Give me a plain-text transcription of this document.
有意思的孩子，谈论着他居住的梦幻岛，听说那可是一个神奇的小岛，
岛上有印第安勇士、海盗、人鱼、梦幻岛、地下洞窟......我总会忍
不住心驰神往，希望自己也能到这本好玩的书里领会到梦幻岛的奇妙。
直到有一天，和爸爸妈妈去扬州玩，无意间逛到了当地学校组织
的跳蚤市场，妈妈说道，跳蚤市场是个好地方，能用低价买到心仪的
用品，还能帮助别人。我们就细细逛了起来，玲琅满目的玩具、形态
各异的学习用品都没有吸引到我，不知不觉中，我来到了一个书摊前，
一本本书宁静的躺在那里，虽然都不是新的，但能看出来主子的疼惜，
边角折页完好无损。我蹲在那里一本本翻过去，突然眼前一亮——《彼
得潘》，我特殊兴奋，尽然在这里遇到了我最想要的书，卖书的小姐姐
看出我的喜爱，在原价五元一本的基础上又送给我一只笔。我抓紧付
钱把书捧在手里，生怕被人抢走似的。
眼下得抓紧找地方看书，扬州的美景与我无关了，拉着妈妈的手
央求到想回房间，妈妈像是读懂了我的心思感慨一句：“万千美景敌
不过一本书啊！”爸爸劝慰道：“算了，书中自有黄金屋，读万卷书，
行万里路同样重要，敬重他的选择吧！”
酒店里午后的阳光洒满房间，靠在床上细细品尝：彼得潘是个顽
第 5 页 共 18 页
--
* [YOUR TASK]:
Would you write down every record again, exactly?

* [FULL ANSWER]:
Give me a plain-text transcription of this document.
有意思的孩子，谈论着他居住的梦幻岛，听说那可是一个神奇的小岛，
岛上有印第安勇士、海盗、人鱼、梦幻岛、地下洞窟......我总会忍
不住心驰神往，希望自己也能到这本好玩的书里领会到梦幻岛的奇妙。
直到有一天，和爸爸妈妈去扬州玩，无意间逛到了当地学校组织
的跳蚤市场，妈妈说道，跳蚤市场是个好地方，能用低价买到心仪的
用品，还能帮助别人。我们就细细逛了起来，玲琅满目的玩具、形态
各异的学习用品都没有吸引到我，不知不觉中，我来到了一个书摊前，
一本本书宁静的躺在那里，虽然都不是新的，但能看出来主子的疼惜，
边角折页完好无损。我蹲在那里一本本翻过去，突然眼前一亮——《彼
得潘》，我特殊兴奋，尽然在这里遇到了我最想要的书，卖书的小姐姐
看出我的喜爱，在原价五元一本的基础上又送给我一只笔。我抓紧付
钱把书捧在手里，生怕被人抢走似的。
眼下得抓紧找地方看书，扬州的美景与我无关了，拉着妈妈的手
央求到想回房间，妈妈像是读懂了我的心思感慨一句：“万千美景敌
不过一本书啊！”爸爸劝慰道：“算了，书中自有黄金屋，读万卷书，
行万里路同样重要，敬重他的选择吧！”
酒店里午后的阳光洒满房间，靠在床上细细品尝：彼得潘是个顽
第 5 页 共 18 页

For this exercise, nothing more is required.